Look through the records that follow. Copy every line containing the word "pattern".

━━━ Given records

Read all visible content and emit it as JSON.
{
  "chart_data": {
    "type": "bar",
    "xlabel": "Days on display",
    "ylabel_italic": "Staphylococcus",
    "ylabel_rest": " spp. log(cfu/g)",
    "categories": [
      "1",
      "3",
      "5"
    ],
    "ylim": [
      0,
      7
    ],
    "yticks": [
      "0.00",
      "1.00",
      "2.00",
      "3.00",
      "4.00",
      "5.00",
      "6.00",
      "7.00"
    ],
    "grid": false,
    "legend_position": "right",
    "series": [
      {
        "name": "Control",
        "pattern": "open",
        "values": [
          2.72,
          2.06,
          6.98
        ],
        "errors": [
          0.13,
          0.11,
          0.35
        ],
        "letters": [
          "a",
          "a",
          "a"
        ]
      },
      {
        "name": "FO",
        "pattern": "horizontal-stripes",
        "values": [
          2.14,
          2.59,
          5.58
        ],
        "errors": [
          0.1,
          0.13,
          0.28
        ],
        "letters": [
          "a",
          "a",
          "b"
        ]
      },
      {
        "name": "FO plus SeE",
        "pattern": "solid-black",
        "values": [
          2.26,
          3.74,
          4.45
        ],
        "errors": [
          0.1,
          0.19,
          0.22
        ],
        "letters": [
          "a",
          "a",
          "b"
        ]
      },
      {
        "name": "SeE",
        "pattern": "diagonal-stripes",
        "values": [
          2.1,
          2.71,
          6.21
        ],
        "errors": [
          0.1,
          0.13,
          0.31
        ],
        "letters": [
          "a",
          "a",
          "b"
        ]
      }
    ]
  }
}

━━━━━━

Expected answer:
        "pattern": "open",
        "pattern": "horizontal-stripes",
        "pattern": "solid-black",
        "pattern": "diagonal-stripes",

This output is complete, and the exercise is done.